### [EXERCISE DIRECTIONS]
Every record below should be transcribed exactly. Omit the images.

## START RECORDS PROVIDED

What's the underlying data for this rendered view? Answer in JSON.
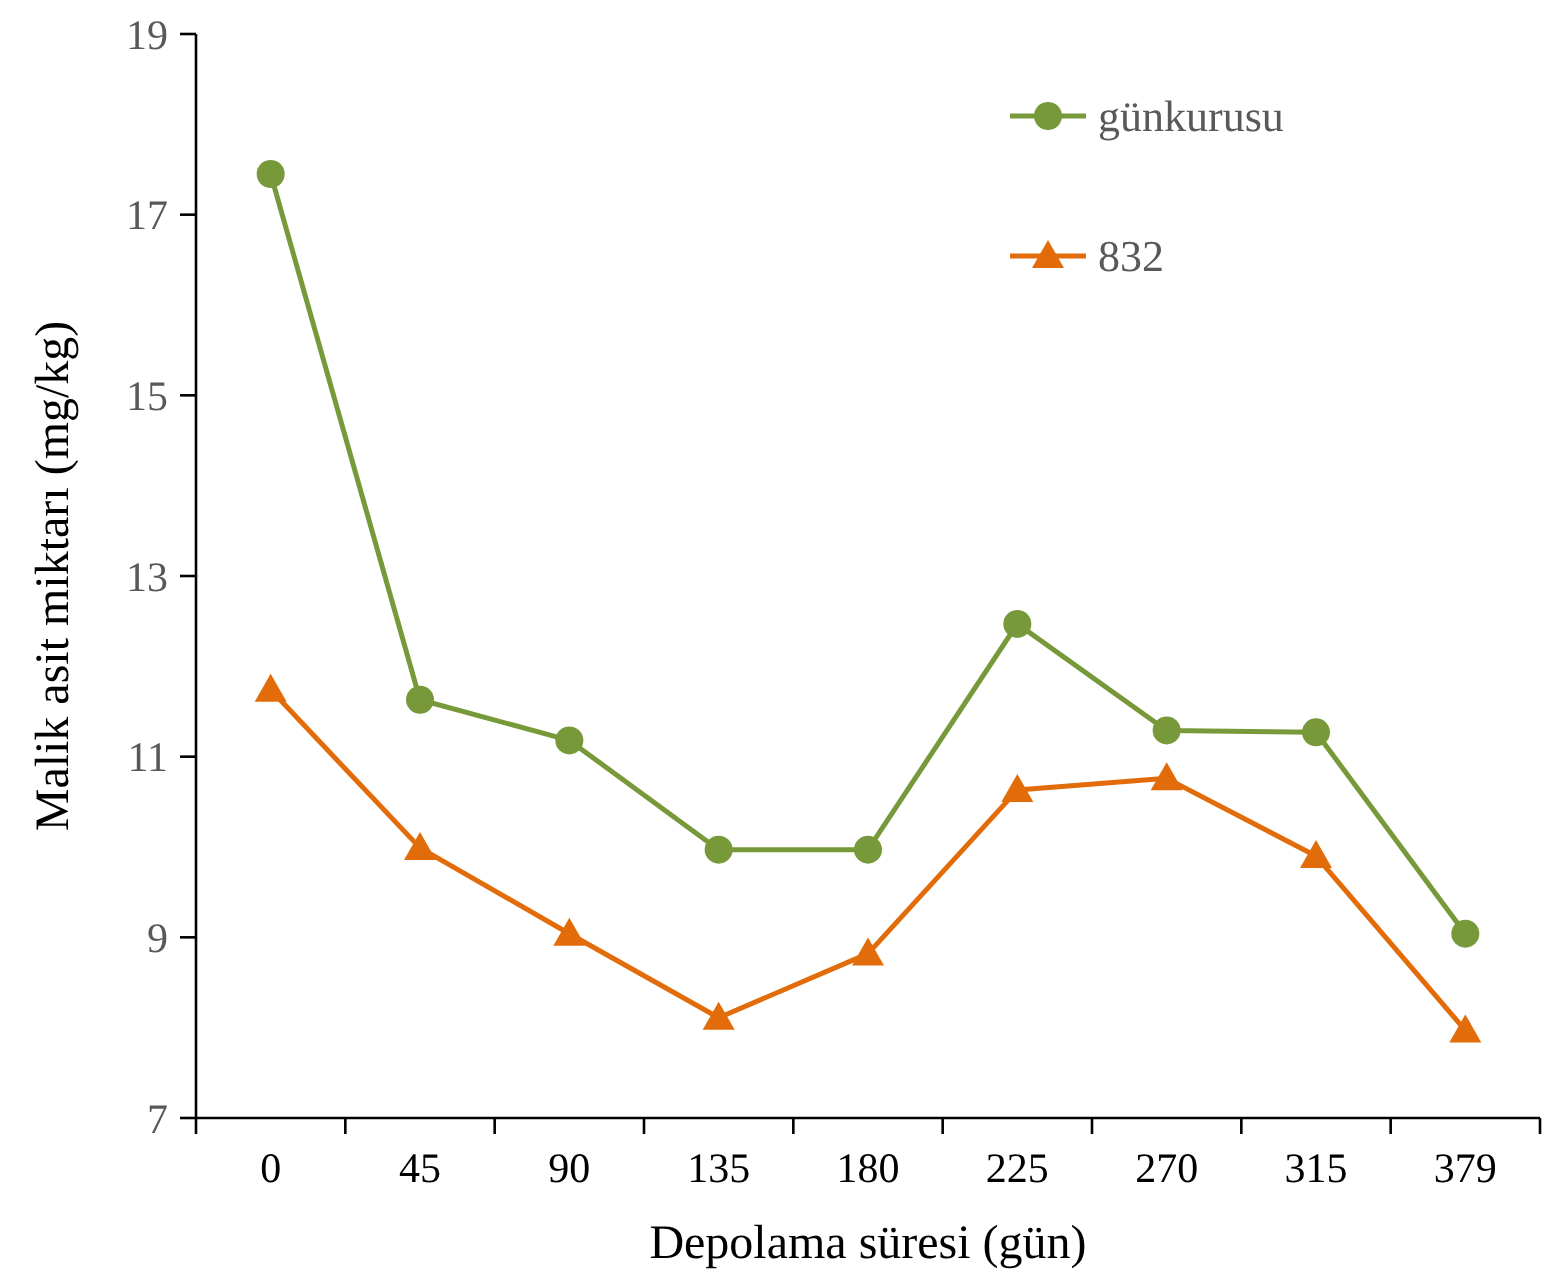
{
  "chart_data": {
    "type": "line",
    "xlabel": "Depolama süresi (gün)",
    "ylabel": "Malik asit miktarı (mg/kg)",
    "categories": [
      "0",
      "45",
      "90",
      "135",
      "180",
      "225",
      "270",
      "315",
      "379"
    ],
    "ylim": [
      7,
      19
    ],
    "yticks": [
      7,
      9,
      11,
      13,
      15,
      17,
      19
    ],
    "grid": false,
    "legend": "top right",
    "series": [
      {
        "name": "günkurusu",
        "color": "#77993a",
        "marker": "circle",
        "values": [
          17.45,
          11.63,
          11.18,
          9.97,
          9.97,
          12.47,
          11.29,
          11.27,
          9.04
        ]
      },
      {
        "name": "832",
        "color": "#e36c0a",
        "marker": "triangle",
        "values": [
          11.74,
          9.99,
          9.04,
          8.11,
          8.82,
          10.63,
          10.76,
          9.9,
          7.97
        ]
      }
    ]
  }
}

## END RECORDS PROVIDED

### [SOLUTION FOR THIS TASK]
What's the underlying data for this rendered view? Answer in JSON.
{
  "chart_data": {
    "type": "line",
    "xlabel": "Depolama süresi (gün)",
    "ylabel": "Malik asit miktarı (mg/kg)",
    "categories": [
      "0",
      "45",
      "90",
      "135",
      "180",
      "225",
      "270",
      "315",
      "379"
    ],
    "ylim": [
      7,
      19
    ],
    "yticks": [
      7,
      9,
      11,
      13,
      15,
      17,
      19
    ],
    "grid": false,
    "legend": "top right",
    "series": [
      {
        "name": "günkurusu",
        "color": "#77993a",
        "marker": "circle",
        "values": [
          17.45,
          11.63,
          11.18,
          9.97,
          9.97,
          12.47,
          11.29,
          11.27,
          9.04
        ]
      },
      {
        "name": "832",
        "color": "#e36c0a",
        "marker": "triangle",
        "values": [
          11.74,
          9.99,
          9.04,
          8.11,
          8.82,
          10.63,
          10.76,
          9.9,
          7.97
        ]
      }
    ]
  }
}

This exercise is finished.